**Problem statement:** Repeat the material in full. Keep every line exactly as it is.

-- start of Input for this task --

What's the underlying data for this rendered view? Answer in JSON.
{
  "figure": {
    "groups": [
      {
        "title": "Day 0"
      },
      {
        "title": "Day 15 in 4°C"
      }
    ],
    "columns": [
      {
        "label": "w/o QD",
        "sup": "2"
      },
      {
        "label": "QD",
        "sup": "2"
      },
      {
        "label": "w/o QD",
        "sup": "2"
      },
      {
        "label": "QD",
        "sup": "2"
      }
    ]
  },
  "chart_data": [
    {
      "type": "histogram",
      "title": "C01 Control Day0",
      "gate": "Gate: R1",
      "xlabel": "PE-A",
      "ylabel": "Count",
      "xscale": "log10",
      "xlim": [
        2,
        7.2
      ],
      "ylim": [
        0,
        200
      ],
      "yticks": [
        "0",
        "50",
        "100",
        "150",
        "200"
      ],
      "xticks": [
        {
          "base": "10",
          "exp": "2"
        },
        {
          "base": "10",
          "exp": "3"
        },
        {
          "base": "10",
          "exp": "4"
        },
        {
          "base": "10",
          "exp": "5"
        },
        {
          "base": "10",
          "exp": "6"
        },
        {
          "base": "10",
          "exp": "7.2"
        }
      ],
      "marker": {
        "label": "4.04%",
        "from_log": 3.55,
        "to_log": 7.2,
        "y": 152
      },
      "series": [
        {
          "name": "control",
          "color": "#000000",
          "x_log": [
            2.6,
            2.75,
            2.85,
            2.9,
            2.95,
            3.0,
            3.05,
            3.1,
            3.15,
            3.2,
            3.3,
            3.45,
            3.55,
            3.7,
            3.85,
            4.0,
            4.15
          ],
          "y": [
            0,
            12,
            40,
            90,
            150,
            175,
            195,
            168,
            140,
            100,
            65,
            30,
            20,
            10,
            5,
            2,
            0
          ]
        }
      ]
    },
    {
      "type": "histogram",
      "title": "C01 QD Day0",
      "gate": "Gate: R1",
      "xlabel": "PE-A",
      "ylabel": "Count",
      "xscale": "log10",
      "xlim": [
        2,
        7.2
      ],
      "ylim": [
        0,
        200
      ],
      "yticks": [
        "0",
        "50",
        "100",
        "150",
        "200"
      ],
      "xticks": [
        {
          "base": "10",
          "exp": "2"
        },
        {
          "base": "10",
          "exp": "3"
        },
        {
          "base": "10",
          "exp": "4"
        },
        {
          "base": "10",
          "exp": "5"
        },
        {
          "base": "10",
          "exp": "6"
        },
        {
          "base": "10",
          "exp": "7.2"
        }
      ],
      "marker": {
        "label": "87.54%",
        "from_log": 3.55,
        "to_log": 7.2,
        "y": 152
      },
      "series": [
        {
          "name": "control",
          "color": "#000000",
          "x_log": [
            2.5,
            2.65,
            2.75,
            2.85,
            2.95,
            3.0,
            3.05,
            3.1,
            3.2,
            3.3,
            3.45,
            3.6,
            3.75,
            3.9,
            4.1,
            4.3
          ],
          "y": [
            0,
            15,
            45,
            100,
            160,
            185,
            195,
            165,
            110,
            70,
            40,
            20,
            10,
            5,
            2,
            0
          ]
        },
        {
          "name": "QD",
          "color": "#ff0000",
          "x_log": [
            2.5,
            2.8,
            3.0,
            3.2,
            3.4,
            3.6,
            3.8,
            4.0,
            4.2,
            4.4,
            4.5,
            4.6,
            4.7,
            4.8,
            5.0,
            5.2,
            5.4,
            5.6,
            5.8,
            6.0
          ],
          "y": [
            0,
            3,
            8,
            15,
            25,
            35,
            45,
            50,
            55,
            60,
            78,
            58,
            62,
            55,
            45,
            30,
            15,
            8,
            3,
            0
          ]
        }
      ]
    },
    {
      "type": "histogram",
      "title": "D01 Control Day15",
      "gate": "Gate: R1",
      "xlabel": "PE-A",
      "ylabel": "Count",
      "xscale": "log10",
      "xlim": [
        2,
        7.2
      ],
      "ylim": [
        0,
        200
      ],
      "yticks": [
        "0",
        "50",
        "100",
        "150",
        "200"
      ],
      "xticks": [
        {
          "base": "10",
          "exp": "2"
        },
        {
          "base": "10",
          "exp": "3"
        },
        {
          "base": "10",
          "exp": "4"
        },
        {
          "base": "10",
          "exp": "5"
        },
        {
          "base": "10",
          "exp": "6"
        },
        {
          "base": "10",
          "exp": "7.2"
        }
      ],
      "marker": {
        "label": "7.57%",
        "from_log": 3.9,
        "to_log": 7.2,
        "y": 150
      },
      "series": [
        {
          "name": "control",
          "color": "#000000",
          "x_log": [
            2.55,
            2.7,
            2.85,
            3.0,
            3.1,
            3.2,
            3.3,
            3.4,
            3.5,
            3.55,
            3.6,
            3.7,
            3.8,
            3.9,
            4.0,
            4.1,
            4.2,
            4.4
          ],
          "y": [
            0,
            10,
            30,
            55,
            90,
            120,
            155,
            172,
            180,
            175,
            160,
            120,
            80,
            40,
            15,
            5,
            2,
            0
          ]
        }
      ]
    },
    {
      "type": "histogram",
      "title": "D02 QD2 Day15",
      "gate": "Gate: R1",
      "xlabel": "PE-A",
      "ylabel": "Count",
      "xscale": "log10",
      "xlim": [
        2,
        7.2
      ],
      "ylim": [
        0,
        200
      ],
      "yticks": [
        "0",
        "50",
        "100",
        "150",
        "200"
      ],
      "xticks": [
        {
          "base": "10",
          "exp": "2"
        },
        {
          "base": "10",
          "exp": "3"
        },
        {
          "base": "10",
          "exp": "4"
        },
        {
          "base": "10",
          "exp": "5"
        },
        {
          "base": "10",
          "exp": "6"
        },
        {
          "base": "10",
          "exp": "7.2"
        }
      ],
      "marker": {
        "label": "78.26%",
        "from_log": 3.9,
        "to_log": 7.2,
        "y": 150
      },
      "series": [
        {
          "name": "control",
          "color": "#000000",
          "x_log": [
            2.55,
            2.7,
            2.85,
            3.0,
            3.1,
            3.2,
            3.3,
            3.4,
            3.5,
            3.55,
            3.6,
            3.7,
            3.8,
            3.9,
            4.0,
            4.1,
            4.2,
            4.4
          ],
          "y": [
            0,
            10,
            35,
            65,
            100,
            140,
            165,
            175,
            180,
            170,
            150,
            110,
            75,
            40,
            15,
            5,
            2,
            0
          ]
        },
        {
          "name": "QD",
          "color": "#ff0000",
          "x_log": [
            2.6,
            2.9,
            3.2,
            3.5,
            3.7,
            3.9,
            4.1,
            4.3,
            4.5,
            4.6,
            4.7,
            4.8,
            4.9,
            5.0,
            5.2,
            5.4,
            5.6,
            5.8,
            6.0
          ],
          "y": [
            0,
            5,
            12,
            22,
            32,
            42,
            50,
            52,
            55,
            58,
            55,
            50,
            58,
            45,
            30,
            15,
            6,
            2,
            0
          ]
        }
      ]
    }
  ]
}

-- end of Input for this task --

**Result for this task:**
What's the underlying data for this rendered view? Answer in JSON.
{
  "figure": {
    "groups": [
      {
        "title": "Day 0"
      },
      {
        "title": "Day 15 in 4°C"
      }
    ],
    "columns": [
      {
        "label": "w/o QD",
        "sup": "2"
      },
      {
        "label": "QD",
        "sup": "2"
      },
      {
        "label": "w/o QD",
        "sup": "2"
      },
      {
        "label": "QD",
        "sup": "2"
      }
    ]
  },
  "chart_data": [
    {
      "type": "histogram",
      "title": "C01 Control Day0",
      "gate": "Gate: R1",
      "xlabel": "PE-A",
      "ylabel": "Count",
      "xscale": "log10",
      "xlim": [
        2,
        7.2
      ],
      "ylim": [
        0,
        200
      ],
      "yticks": [
        "0",
        "50",
        "100",
        "150",
        "200"
      ],
      "xticks": [
        {
          "base": "10",
          "exp": "2"
        },
        {
          "base": "10",
          "exp": "3"
        },
        {
          "base": "10",
          "exp": "4"
        },
        {
          "base": "10",
          "exp": "5"
        },
        {
          "base": "10",
          "exp": "6"
        },
        {
          "base": "10",
          "exp": "7.2"
        }
      ],
      "marker": {
        "label": "4.04%",
        "from_log": 3.55,
        "to_log": 7.2,
        "y": 152
      },
      "series": [
        {
          "name": "control",
          "color": "#000000",
          "x_log": [
            2.6,
            2.75,
            2.85,
            2.9,
            2.95,
            3.0,
            3.05,
            3.1,
            3.15,
            3.2,
            3.3,
            3.45,
            3.55,
            3.7,
            3.85,
            4.0,
            4.15
          ],
          "y": [
            0,
            12,
            40,
            90,
            150,
            175,
            195,
            168,
            140,
            100,
            65,
            30,
            20,
            10,
            5,
            2,
            0
          ]
        }
      ]
    },
    {
      "type": "histogram",
      "title": "C01 QD Day0",
      "gate": "Gate: R1",
      "xlabel": "PE-A",
      "ylabel": "Count",
      "xscale": "log10",
      "xlim": [
        2,
        7.2
      ],
      "ylim": [
        0,
        200
      ],
      "yticks": [
        "0",
        "50",
        "100",
        "150",
        "200"
      ],
      "xticks": [
        {
          "base": "10",
          "exp": "2"
        },
        {
          "base": "10",
          "exp": "3"
        },
        {
          "base": "10",
          "exp": "4"
        },
        {
          "base": "10",
          "exp": "5"
        },
        {
          "base": "10",
          "exp": "6"
        },
        {
          "base": "10",
          "exp": "7.2"
        }
      ],
      "marker": {
        "label": "87.54%",
        "from_log": 3.55,
        "to_log": 7.2,
        "y": 152
      },
      "series": [
        {
          "name": "control",
          "color": "#000000",
          "x_log": [
            2.5,
            2.65,
            2.75,
            2.85,
            2.95,
            3.0,
            3.05,
            3.1,
            3.2,
            3.3,
            3.45,
            3.6,
            3.75,
            3.9,
            4.1,
            4.3
          ],
          "y": [
            0,
            15,
            45,
            100,
            160,
            185,
            195,
            165,
            110,
            70,
            40,
            20,
            10,
            5,
            2,
            0
          ]
        },
        {
          "name": "QD",
          "color": "#ff0000",
          "x_log": [
            2.5,
            2.8,
            3.0,
            3.2,
            3.4,
            3.6,
            3.8,
            4.0,
            4.2,
            4.4,
            4.5,
            4.6,
            4.7,
            4.8,
            5.0,
            5.2,
            5.4,
            5.6,
            5.8,
            6.0
          ],
          "y": [
            0,
            3,
            8,
            15,
            25,
            35,
            45,
            50,
            55,
            60,
            78,
            58,
            62,
            55,
            45,
            30,
            15,
            8,
            3,
            0
          ]
        }
      ]
    },
    {
      "type": "histogram",
      "title": "D01 Control Day15",
      "gate": "Gate: R1",
      "xlabel": "PE-A",
      "ylabel": "Count",
      "xscale": "log10",
      "xlim": [
        2,
        7.2
      ],
      "ylim": [
        0,
        200
      ],
      "yticks": [
        "0",
        "50",
        "100",
        "150",
        "200"
      ],
      "xticks": [
        {
          "base": "10",
          "exp": "2"
        },
        {
          "base": "10",
          "exp": "3"
        },
        {
          "base": "10",
          "exp": "4"
        },
        {
          "base": "10",
          "exp": "5"
        },
        {
          "base": "10",
          "exp": "6"
        },
        {
          "base": "10",
          "exp": "7.2"
        }
      ],
      "marker": {
        "label": "7.57%",
        "from_log": 3.9,
        "to_log": 7.2,
        "y": 150
      },
      "series": [
        {
          "name": "control",
          "color": "#000000",
          "x_log": [
            2.55,
            2.7,
            2.85,
            3.0,
            3.1,
            3.2,
            3.3,
            3.4,
            3.5,
            3.55,
            3.6,
            3.7,
            3.8,
            3.9,
            4.0,
            4.1,
            4.2,
            4.4
          ],
          "y": [
            0,
            10,
            30,
            55,
            90,
            120,
            155,
            172,
            180,
            175,
            160,
            120,
            80,
            40,
            15,
            5,
            2,
            0
          ]
        }
      ]
    },
    {
      "type": "histogram",
      "title": "D02 QD2 Day15",
      "gate": "Gate: R1",
      "xlabel": "PE-A",
      "ylabel": "Count",
      "xscale": "log10",
      "xlim": [
        2,
        7.2
      ],
      "ylim": [
        0,
        200
      ],
      "yticks": [
        "0",
        "50",
        "100",
        "150",
        "200"
      ],
      "xticks": [
        {
          "base": "10",
          "exp": "2"
        },
        {
          "base": "10",
          "exp": "3"
        },
        {
          "base": "10",
          "exp": "4"
        },
        {
          "base": "10",
          "exp": "5"
        },
        {
          "base": "10",
          "exp": "6"
        },
        {
          "base": "10",
          "exp": "7.2"
        }
      ],
      "marker": {
        "label": "78.26%",
        "from_log": 3.9,
        "to_log": 7.2,
        "y": 150
      },
      "series": [
        {
          "name": "control",
          "color": "#000000",
          "x_log": [
            2.55,
            2.7,
            2.85,
            3.0,
            3.1,
            3.2,
            3.3,
            3.4,
            3.5,
            3.55,
            3.6,
            3.7,
            3.8,
            3.9,
            4.0,
            4.1,
            4.2,
            4.4
          ],
          "y": [
            0,
            10,
            35,
            65,
            100,
            140,
            165,
            175,
            180,
            170,
            150,
            110,
            75,
            40,
            15,
            5,
            2,
            0
          ]
        },
        {
          "name": "QD",
          "color": "#ff0000",
          "x_log": [
            2.6,
            2.9,
            3.2,
            3.5,
            3.7,
            3.9,
            4.1,
            4.3,
            4.5,
            4.6,
            4.7,
            4.8,
            4.9,
            5.0,
            5.2,
            5.4,
            5.6,
            5.8,
            6.0
          ],
          "y": [
            0,
            5,
            12,
            22,
            32,
            42,
            50,
            52,
            55,
            58,
            55,
            50,
            58,
            45,
            30,
            15,
            6,
            2,
            0
          ]
        }
      ]
    }
  ]
}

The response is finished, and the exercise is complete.